### EXERCISE DETAILS:
Identify and copy all lines of the material where the string "values" is found.

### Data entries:
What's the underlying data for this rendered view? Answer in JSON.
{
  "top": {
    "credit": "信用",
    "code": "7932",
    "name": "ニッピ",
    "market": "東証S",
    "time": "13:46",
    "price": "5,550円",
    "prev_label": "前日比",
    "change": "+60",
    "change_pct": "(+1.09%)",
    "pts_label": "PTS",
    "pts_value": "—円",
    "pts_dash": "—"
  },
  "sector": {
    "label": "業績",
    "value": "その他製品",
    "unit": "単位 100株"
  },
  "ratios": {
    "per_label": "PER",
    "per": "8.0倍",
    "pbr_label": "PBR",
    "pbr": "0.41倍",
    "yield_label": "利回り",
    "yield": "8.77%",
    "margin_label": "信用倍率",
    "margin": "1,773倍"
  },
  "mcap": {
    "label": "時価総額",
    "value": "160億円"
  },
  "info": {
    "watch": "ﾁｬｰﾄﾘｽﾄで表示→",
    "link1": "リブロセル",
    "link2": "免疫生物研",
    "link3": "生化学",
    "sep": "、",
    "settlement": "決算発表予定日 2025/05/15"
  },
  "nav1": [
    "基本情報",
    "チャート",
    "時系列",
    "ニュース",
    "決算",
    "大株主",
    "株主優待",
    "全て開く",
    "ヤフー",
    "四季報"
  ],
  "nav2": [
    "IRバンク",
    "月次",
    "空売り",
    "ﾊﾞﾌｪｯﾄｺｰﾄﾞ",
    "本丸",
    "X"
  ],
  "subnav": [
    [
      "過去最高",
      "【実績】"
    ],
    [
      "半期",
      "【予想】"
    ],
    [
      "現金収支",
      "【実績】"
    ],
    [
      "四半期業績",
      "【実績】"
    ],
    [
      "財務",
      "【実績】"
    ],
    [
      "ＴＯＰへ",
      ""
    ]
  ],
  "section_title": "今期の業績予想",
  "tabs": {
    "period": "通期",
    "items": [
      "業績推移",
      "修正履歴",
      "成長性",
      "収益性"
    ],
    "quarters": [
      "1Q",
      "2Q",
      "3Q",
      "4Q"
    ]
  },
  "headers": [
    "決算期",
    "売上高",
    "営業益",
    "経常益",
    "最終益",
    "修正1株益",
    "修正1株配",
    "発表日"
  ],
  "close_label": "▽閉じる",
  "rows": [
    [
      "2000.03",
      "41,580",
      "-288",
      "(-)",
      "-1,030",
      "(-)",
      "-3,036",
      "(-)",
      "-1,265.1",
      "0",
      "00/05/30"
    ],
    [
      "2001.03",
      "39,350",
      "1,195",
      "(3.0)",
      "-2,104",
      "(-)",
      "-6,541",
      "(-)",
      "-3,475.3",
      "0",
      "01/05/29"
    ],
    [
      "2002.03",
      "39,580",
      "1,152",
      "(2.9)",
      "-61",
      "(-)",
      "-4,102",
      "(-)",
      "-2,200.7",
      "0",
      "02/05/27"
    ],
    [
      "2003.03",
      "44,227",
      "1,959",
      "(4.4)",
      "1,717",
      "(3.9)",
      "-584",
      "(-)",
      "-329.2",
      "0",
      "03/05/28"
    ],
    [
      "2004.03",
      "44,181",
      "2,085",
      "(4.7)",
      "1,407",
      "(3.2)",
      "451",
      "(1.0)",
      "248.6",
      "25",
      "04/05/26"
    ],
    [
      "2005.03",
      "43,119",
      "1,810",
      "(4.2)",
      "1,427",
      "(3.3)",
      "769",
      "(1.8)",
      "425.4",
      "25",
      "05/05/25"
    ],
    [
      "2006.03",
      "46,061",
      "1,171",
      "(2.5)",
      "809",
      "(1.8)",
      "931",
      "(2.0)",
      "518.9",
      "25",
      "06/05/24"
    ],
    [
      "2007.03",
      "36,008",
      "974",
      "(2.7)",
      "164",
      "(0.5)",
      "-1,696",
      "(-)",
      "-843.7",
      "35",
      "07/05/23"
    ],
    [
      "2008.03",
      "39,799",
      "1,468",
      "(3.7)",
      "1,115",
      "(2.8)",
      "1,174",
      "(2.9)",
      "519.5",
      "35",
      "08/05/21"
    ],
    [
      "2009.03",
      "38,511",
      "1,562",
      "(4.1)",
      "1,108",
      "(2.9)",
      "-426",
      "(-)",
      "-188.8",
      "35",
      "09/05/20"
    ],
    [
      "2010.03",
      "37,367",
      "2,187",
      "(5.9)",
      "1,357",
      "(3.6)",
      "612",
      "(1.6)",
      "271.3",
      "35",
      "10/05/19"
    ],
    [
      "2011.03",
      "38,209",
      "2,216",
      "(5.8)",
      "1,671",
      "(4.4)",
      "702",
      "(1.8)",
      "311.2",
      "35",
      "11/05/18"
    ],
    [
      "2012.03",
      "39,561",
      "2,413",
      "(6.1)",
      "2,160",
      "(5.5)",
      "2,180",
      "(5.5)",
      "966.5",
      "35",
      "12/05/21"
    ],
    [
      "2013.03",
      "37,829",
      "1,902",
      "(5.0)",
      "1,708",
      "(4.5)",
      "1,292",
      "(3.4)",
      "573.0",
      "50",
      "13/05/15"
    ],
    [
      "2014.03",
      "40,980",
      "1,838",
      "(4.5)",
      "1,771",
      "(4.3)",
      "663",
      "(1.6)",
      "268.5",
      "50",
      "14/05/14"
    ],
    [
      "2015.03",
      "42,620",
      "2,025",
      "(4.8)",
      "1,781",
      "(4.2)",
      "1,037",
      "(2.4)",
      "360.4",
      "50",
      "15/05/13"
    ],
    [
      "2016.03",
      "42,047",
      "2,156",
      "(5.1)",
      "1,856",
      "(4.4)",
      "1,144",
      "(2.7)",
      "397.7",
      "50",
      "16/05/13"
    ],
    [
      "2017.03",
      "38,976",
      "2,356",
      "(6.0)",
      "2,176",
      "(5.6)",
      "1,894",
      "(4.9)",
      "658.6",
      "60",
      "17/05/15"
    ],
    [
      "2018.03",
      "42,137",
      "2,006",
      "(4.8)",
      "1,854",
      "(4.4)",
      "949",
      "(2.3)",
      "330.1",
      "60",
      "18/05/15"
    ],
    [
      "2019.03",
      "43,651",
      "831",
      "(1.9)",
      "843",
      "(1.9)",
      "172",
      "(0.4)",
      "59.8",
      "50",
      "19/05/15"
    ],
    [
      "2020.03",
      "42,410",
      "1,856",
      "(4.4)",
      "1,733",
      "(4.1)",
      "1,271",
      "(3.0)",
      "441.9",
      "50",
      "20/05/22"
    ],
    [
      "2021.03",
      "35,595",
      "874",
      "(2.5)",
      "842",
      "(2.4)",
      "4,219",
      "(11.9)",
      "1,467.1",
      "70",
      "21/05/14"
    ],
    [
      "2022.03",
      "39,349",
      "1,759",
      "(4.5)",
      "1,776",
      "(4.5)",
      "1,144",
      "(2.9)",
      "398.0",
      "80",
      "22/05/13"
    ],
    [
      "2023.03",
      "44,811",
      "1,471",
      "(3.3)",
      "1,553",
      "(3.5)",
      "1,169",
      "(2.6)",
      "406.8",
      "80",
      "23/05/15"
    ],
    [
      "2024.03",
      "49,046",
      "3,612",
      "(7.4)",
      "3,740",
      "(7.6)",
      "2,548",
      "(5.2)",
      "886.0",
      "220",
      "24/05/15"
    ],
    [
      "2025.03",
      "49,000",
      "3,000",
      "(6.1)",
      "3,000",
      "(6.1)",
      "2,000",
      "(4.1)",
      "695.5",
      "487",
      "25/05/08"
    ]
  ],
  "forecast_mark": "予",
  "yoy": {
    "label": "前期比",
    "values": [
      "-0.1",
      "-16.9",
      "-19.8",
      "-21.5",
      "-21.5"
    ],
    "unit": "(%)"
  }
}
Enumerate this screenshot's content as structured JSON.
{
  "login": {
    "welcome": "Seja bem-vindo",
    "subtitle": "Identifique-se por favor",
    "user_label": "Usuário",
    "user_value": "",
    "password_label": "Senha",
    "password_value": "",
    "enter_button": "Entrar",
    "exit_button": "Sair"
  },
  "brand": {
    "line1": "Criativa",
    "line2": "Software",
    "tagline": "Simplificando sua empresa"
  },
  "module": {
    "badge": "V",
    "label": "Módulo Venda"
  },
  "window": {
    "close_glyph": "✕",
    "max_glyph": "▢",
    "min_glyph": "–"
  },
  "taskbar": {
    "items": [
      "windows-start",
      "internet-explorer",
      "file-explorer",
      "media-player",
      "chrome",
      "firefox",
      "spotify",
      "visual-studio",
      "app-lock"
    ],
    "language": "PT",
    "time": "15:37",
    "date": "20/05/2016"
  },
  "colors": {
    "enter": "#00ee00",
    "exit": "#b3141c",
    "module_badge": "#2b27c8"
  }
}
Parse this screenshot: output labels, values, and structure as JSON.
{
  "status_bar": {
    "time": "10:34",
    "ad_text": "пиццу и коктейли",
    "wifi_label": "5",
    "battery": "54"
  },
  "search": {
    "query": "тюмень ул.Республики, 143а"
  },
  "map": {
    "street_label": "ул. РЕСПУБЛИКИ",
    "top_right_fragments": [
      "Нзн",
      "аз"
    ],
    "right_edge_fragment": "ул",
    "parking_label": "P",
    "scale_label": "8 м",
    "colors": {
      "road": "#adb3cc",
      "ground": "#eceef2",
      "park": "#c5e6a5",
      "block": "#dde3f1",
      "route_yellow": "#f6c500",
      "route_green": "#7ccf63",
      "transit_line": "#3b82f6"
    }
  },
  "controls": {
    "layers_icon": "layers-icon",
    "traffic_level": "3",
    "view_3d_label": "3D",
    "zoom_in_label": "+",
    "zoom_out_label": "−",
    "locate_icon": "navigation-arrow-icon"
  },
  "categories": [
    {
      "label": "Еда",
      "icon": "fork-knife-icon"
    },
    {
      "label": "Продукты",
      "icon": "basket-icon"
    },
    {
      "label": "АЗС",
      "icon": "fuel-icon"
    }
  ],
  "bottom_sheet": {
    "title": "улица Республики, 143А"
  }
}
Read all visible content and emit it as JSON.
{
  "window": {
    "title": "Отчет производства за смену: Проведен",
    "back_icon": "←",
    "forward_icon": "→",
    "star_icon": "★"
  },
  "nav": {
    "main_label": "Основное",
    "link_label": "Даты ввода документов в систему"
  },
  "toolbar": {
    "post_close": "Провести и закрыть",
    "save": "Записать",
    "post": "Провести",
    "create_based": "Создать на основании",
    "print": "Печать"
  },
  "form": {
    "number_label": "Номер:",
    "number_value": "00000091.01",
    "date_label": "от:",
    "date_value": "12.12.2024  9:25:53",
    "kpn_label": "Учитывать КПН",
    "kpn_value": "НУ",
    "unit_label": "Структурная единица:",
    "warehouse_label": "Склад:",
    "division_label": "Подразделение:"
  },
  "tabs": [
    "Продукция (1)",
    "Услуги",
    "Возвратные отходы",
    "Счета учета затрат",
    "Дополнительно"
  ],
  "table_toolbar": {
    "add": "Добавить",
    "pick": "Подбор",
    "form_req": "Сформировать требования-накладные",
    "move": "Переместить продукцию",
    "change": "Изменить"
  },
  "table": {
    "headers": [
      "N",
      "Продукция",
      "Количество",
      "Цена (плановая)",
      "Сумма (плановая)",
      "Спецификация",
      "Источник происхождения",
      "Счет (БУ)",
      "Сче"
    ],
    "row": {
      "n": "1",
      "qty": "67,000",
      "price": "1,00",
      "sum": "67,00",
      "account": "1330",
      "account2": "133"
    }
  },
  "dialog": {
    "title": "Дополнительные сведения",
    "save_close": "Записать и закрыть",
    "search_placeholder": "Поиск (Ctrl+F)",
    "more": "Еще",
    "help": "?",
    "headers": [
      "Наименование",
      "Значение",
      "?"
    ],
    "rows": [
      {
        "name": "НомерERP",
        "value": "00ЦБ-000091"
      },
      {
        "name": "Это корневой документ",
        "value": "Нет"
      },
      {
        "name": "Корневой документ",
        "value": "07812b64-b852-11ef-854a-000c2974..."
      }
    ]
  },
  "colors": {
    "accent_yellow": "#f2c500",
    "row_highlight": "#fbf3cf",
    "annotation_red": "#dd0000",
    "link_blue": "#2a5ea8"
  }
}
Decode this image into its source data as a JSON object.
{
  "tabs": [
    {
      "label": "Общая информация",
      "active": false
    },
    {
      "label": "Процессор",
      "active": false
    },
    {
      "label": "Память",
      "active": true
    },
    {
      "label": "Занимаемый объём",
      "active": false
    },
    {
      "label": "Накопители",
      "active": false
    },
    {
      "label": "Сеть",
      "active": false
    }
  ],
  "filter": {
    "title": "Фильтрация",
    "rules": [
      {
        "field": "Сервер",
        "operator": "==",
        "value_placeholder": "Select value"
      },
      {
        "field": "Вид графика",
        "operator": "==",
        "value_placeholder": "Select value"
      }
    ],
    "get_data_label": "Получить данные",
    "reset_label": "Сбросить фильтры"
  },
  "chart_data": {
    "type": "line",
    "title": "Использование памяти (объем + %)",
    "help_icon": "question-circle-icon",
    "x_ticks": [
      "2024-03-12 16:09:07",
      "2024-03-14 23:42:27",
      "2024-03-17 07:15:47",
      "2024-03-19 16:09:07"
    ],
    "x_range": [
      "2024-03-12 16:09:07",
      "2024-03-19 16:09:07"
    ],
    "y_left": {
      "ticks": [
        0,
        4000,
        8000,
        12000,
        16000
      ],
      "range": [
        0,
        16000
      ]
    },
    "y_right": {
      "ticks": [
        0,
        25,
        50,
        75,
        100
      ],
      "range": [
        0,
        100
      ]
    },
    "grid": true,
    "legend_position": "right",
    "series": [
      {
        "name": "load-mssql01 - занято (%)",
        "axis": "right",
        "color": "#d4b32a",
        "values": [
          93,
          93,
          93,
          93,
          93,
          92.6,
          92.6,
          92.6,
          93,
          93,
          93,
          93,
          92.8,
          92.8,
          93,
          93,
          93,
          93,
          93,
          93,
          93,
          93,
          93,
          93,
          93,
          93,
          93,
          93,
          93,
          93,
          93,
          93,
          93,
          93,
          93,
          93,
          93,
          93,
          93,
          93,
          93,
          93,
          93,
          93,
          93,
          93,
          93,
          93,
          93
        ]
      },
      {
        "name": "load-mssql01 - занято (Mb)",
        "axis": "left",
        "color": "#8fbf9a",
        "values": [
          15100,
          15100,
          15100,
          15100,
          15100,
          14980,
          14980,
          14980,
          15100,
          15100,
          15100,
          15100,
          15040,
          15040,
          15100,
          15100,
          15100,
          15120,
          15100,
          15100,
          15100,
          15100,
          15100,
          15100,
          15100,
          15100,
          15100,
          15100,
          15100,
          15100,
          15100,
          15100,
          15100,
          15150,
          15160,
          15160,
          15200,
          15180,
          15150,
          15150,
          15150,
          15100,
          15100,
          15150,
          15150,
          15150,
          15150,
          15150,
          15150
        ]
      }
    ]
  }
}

### RESPONSE TO THE EXERCISE:
    "values": [
Parse this screenshot: output labels, values, and structure as JSON.
        "values": [
        "values": [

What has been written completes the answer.